What is asked ▸ Reproduce every entry below precisely; do not include the pictures.

Material ▸

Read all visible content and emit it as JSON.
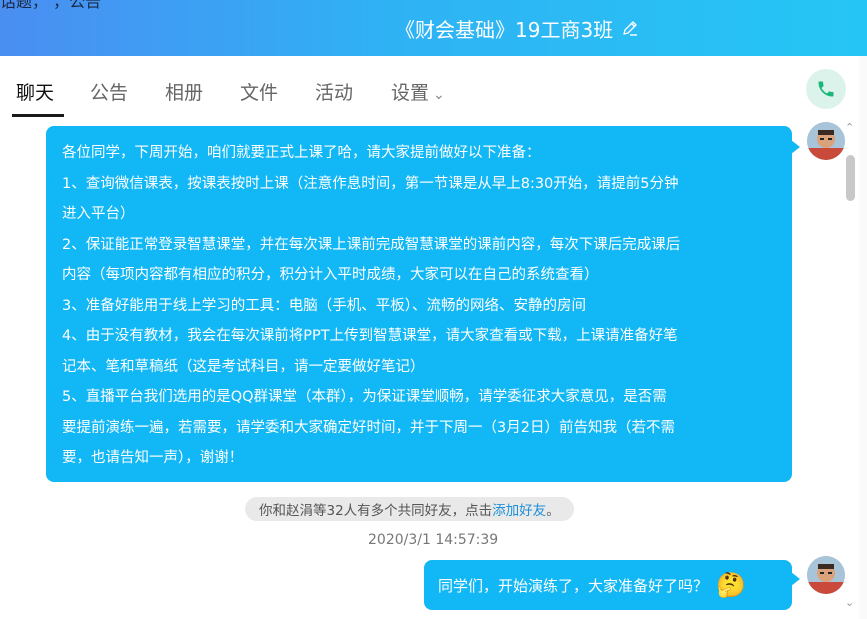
{
  "header": {
    "clipped_text": "话题，   ，公告",
    "title": "《财会基础》19工商3班",
    "edit_icon": "pencil-icon"
  },
  "nav": {
    "tabs": [
      "聊天",
      "公告",
      "相册",
      "文件",
      "活动",
      "设置"
    ],
    "active_tab": "聊天",
    "settings_icon": "chevron-down-icon",
    "phone_icon": "phone-icon"
  },
  "messages": [
    {
      "sender": "self",
      "lines": [
        "各位同学，下周开始，咱们就要正式上课了哈，请大家提前做好以下准备：",
        "1、查询微信课表，按课表按时上课（注意作息时间，第一节课是从早上8:30开始，请提前5分钟",
        "进入平台）",
        "2、保证能正常登录智慧课堂，并在每次课上课前完成智慧课堂的课前内容，每次下课后完成课后",
        "内容（每项内容都有相应的积分，积分计入平时成绩，大家可以在自己的系统查看）",
        "3、准备好能用于线上学习的工具：电脑（手机、平板）、流畅的网络、安静的房间",
        "4、由于没有教材，我会在每次课前将PPT上传到智慧课堂，请大家查看或下载，上课请准备好笔",
        "记本、笔和草稿纸（这是考试科目，请一定要做好笔记）",
        "5、直播平台我们选用的是QQ群课堂（本群），为保证课堂顺畅，请学委征求大家意见，是否需",
        "要提前演练一遍，若需要，请学委和大家确定好时间，并于下周一（3月2日）前告知我（若不需",
        "要，也请告知一声），谢谢！"
      ]
    },
    {
      "sender": "self",
      "text": "同学们，开始演练了，大家准备好了吗？",
      "emoji": "🤔"
    }
  ],
  "notice": {
    "text": "你和赵涓等32人有多个共同好友，点击",
    "link": "添加好友",
    "suffix": "。"
  },
  "timestamp": "2020/3/1 14:57:39",
  "colors": {
    "bubble": "#12b7f5",
    "header_start": "#4a8ef2",
    "header_end": "#25c6f5",
    "link": "#1e90d8"
  }
}
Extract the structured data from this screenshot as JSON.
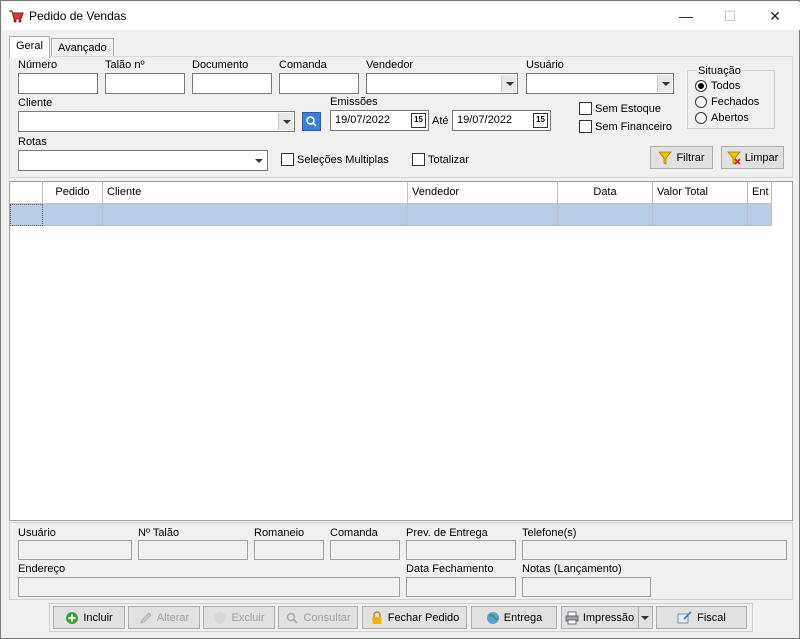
{
  "window": {
    "title": "Pedido de Vendas",
    "minimize": "—",
    "maximize": "☐",
    "close": "✕"
  },
  "tabs": [
    {
      "label": "Geral"
    },
    {
      "label": "Avançado"
    }
  ],
  "filters": {
    "numero_label": "Número",
    "talao_label": "Talão nº",
    "documento_label": "Documento",
    "comanda_label": "Comanda",
    "vendedor_label": "Vendedor",
    "usuario_label": "Usuário",
    "cliente_label": "Cliente",
    "emissoes_label": "Emissões",
    "data_inicio": "19/07/2022",
    "ate_label": "Até",
    "data_fim": "19/07/2022",
    "cal_glyph": "15",
    "rotas_label": "Rotas",
    "selecoes_multiplas": "Seleções Multiplas",
    "totalizar": "Totalizar",
    "sem_estoque": "Sem Estoque",
    "sem_financeiro": "Sem Financeiro"
  },
  "situacao": {
    "title": "Situação",
    "options": [
      {
        "label": "Todos",
        "checked": true
      },
      {
        "label": "Fechados"
      },
      {
        "label": "Abertos"
      }
    ]
  },
  "actions": {
    "filtrar": "Filtrar",
    "limpar": "Limpar"
  },
  "grid": {
    "columns": [
      "",
      "Pedido",
      "Cliente",
      "Vendedor",
      "Data",
      "Valor Total",
      "Ent"
    ],
    "selection_color": "#b8cce4"
  },
  "details": {
    "usuario": "Usuário",
    "talao": "Nº Talão",
    "romaneio": "Romaneio",
    "comanda": "Comanda",
    "prev_entrega": "Prev. de Entrega",
    "telefones": "Telefone(s)",
    "endereco": "Endereço",
    "data_fechamento": "Data Fechamento",
    "notas": "Notas (Lançamento)"
  },
  "toolbar": {
    "incluir": "Incluir",
    "alterar": "Alterar",
    "excluir": "Excluir",
    "consultar": "Consultar",
    "fechar_pedido": "Fechar Pedido",
    "entrega": "Entrega",
    "impressao": "Impressão",
    "fiscal": "Fiscal"
  },
  "colors": {
    "accent": "#2a6ebb",
    "selection": "#b8cce4",
    "add_green": "#3ca03c"
  }
}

Finished task ▸
Read all visible content and emit it as JSON.
{
  "header": {
    "clipped_text": "话题，   ，公告",
    "title": "《财会基础》19工商3班",
    "edit_icon": "pencil-icon"
  },
  "nav": {
    "tabs": [
      "聊天",
      "公告",
      "相册",
      "文件",
      "活动",
      "设置"
    ],
    "active_tab": "聊天",
    "settings_icon": "chevron-down-icon",
    "phone_icon": "phone-icon"
  },
  "messages": [
    {
      "sender": "self",
      "lines": [
        "各位同学，下周开始，咱们就要正式上课了哈，请大家提前做好以下准备：",
        "1、查询微信课表，按课表按时上课（注意作息时间，第一节课是从早上8:30开始，请提前5分钟",
        "进入平台）",
        "2、保证能正常登录智慧课堂，并在每次课上课前完成智慧课堂的课前内容，每次下课后完成课后",
        "内容（每项内容都有相应的积分，积分计入平时成绩，大家可以在自己的系统查看）",
        "3、准备好能用于线上学习的工具：电脑（手机、平板）、流畅的网络、安静的房间",
        "4、由于没有教材，我会在每次课前将PPT上传到智慧课堂，请大家查看或下载，上课请准备好笔",
        "记本、笔和草稿纸（这是考试科目，请一定要做好笔记）",
        "5、直播平台我们选用的是QQ群课堂（本群），为保证课堂顺畅，请学委征求大家意见，是否需",
        "要提前演练一遍，若需要，请学委和大家确定好时间，并于下周一（3月2日）前告知我（若不需",
        "要，也请告知一声），谢谢！"
      ]
    },
    {
      "sender": "self",
      "text": "同学们，开始演练了，大家准备好了吗？",
      "emoji": "🤔"
    }
  ],
  "notice": {
    "text": "你和赵涓等32人有多个共同好友，点击",
    "link": "添加好友",
    "suffix": "。"
  },
  "timestamp": "2020/3/1 14:57:39",
  "colors": {
    "bubble": "#12b7f5",
    "header_start": "#4a8ef2",
    "header_end": "#25c6f5",
    "link": "#1e90d8"
  }
}
Extract the structured data from this screenshot as JSON.
{
  "window": {
    "title": "Pedido de Vendas",
    "minimize": "—",
    "maximize": "☐",
    "close": "✕"
  },
  "tabs": [
    {
      "label": "Geral"
    },
    {
      "label": "Avançado"
    }
  ],
  "filters": {
    "numero_label": "Número",
    "talao_label": "Talão nº",
    "documento_label": "Documento",
    "comanda_label": "Comanda",
    "vendedor_label": "Vendedor",
    "usuario_label": "Usuário",
    "cliente_label": "Cliente",
    "emissoes_label": "Emissões",
    "data_inicio": "19/07/2022",
    "ate_label": "Até",
    "data_fim": "19/07/2022",
    "cal_glyph": "15",
    "rotas_label": "Rotas",
    "selecoes_multiplas": "Seleções Multiplas",
    "totalizar": "Totalizar",
    "sem_estoque": "Sem Estoque",
    "sem_financeiro": "Sem Financeiro"
  },
  "situacao": {
    "title": "Situação",
    "options": [
      {
        "label": "Todos",
        "checked": true
      },
      {
        "label": "Fechados"
      },
      {
        "label": "Abertos"
      }
    ]
  },
  "actions": {
    "filtrar": "Filtrar",
    "limpar": "Limpar"
  },
  "grid": {
    "columns": [
      "",
      "Pedido",
      "Cliente",
      "Vendedor",
      "Data",
      "Valor Total",
      "Ent"
    ],
    "selection_color": "#b8cce4"
  },
  "details": {
    "usuario": "Usuário",
    "talao": "Nº Talão",
    "romaneio": "Romaneio",
    "comanda": "Comanda",
    "prev_entrega": "Prev. de Entrega",
    "telefones": "Telefone(s)",
    "endereco": "Endereço",
    "data_fechamento": "Data Fechamento",
    "notas": "Notas (Lançamento)"
  },
  "toolbar": {
    "incluir": "Incluir",
    "alterar": "Alterar",
    "excluir": "Excluir",
    "consultar": "Consultar",
    "fechar_pedido": "Fechar Pedido",
    "entrega": "Entrega",
    "impressao": "Impressão",
    "fiscal": "Fiscal"
  },
  "colors": {
    "accent": "#2a6ebb",
    "selection": "#b8cce4",
    "add_green": "#3ca03c"
  }
}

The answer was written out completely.